## Start DATA ROWS
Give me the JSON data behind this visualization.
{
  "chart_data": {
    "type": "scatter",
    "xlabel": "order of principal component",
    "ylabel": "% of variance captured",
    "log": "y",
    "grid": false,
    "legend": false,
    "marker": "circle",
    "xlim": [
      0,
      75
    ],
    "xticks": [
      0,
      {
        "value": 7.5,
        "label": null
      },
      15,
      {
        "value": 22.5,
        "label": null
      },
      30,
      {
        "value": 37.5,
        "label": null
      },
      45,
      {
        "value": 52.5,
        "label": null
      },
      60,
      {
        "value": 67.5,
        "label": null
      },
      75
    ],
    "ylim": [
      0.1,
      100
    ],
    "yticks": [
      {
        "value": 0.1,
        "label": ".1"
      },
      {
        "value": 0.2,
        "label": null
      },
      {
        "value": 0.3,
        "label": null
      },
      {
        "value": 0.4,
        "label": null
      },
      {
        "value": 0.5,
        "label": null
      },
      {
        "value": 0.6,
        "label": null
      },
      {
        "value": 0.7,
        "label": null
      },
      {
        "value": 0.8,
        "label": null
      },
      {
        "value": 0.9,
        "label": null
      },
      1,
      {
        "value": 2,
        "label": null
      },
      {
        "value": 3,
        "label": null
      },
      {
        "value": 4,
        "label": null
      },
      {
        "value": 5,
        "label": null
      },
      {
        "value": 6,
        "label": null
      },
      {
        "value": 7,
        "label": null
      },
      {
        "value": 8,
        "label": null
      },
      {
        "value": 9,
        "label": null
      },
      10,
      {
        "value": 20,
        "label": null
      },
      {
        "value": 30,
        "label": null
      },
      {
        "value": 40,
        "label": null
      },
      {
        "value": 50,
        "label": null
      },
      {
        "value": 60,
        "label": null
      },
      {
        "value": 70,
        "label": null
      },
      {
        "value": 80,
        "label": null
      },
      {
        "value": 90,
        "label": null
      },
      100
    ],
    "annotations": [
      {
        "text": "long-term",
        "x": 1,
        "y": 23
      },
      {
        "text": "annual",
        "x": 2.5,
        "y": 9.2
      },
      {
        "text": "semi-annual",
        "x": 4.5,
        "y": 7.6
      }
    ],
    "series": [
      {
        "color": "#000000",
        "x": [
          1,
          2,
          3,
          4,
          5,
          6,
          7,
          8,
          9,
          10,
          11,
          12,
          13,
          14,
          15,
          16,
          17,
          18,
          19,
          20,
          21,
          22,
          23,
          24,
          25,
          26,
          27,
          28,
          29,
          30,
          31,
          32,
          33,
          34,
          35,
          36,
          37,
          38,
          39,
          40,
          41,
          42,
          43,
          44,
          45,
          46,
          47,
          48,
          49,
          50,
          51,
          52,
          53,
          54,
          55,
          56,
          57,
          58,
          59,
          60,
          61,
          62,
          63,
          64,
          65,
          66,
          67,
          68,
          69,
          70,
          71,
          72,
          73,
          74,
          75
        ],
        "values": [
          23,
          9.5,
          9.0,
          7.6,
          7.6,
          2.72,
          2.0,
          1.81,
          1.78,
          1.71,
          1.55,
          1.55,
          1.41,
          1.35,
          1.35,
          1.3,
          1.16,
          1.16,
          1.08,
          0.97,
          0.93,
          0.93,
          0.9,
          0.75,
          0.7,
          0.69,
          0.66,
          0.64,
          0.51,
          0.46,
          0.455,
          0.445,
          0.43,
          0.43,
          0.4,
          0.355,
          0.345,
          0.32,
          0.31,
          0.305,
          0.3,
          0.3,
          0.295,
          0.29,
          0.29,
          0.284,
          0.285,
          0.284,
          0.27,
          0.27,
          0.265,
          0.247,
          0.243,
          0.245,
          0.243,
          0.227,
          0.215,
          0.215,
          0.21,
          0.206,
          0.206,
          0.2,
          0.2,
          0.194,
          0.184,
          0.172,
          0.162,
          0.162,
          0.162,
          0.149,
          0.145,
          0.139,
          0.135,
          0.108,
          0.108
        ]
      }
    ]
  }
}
## End DATA ROWS
:: TASK BRIEF ::
Return the listing above word for word.

:: EXERCISE OUTPUT ::
Give me the JSON data behind this visualization.
{
  "chart_data": {
    "type": "scatter",
    "xlabel": "order of principal component",
    "ylabel": "% of variance captured",
    "log": "y",
    "grid": false,
    "legend": false,
    "marker": "circle",
    "xlim": [
      0,
      75
    ],
    "xticks": [
      0,
      {
        "value": 7.5,
        "label": null
      },
      15,
      {
        "value": 22.5,
        "label": null
      },
      30,
      {
        "value": 37.5,
        "label": null
      },
      45,
      {
        "value": 52.5,
        "label": null
      },
      60,
      {
        "value": 67.5,
        "label": null
      },
      75
    ],
    "ylim": [
      0.1,
      100
    ],
    "yticks": [
      {
        "value": 0.1,
        "label": ".1"
      },
      {
        "value": 0.2,
        "label": null
      },
      {
        "value": 0.3,
        "label": null
      },
      {
        "value": 0.4,
        "label": null
      },
      {
        "value": 0.5,
        "label": null
      },
      {
        "value": 0.6,
        "label": null
      },
      {
        "value": 0.7,
        "label": null
      },
      {
        "value": 0.8,
        "label": null
      },
      {
        "value": 0.9,
        "label": null
      },
      1,
      {
        "value": 2,
        "label": null
      },
      {
        "value": 3,
        "label": null
      },
      {
        "value": 4,
        "label": null
      },
      {
        "value": 5,
        "label": null
      },
      {
        "value": 6,
        "label": null
      },
      {
        "value": 7,
        "label": null
      },
      {
        "value": 8,
        "label": null
      },
      {
        "value": 9,
        "label": null
      },
      10,
      {
        "value": 20,
        "label": null
      },
      {
        "value": 30,
        "label": null
      },
      {
        "value": 40,
        "label": null
      },
      {
        "value": 50,
        "label": null
      },
      {
        "value": 60,
        "label": null
      },
      {
        "value": 70,
        "label": null
      },
      {
        "value": 80,
        "label": null
      },
      {
        "value": 90,
        "label": null
      },
      100
    ],
    "annotations": [
      {
        "text": "long-term",
        "x": 1,
        "y": 23
      },
      {
        "text": "annual",
        "x": 2.5,
        "y": 9.2
      },
      {
        "text": "semi-annual",
        "x": 4.5,
        "y": 7.6
      }
    ],
    "series": [
      {
        "color": "#000000",
        "x": [
          1,
          2,
          3,
          4,
          5,
          6,
          7,
          8,
          9,
          10,
          11,
          12,
          13,
          14,
          15,
          16,
          17,
          18,
          19,
          20,
          21,
          22,
          23,
          24,
          25,
          26,
          27,
          28,
          29,
          30,
          31,
          32,
          33,
          34,
          35,
          36,
          37,
          38,
          39,
          40,
          41,
          42,
          43,
          44,
          45,
          46,
          47,
          48,
          49,
          50,
          51,
          52,
          53,
          54,
          55,
          56,
          57,
          58,
          59,
          60,
          61,
          62,
          63,
          64,
          65,
          66,
          67,
          68,
          69,
          70,
          71,
          72,
          73,
          74,
          75
        ],
        "values": [
          23,
          9.5,
          9.0,
          7.6,
          7.6,
          2.72,
          2.0,
          1.81,
          1.78,
          1.71,
          1.55,
          1.55,
          1.41,
          1.35,
          1.35,
          1.3,
          1.16,
          1.16,
          1.08,
          0.97,
          0.93,
          0.93,
          0.9,
          0.75,
          0.7,
          0.69,
          0.66,
          0.64,
          0.51,
          0.46,
          0.455,
          0.445,
          0.43,
          0.43,
          0.4,
          0.355,
          0.345,
          0.32,
          0.31,
          0.305,
          0.3,
          0.3,
          0.295,
          0.29,
          0.29,
          0.284,
          0.285,
          0.284,
          0.27,
          0.27,
          0.265,
          0.247,
          0.243,
          0.245,
          0.243,
          0.227,
          0.215,
          0.215,
          0.21,
          0.206,
          0.206,
          0.2,
          0.2,
          0.194,
          0.184,
          0.172,
          0.162,
          0.162,
          0.162,
          0.149,
          0.145,
          0.139,
          0.135,
          0.108,
          0.108
        ]
      }
    ]
  }
}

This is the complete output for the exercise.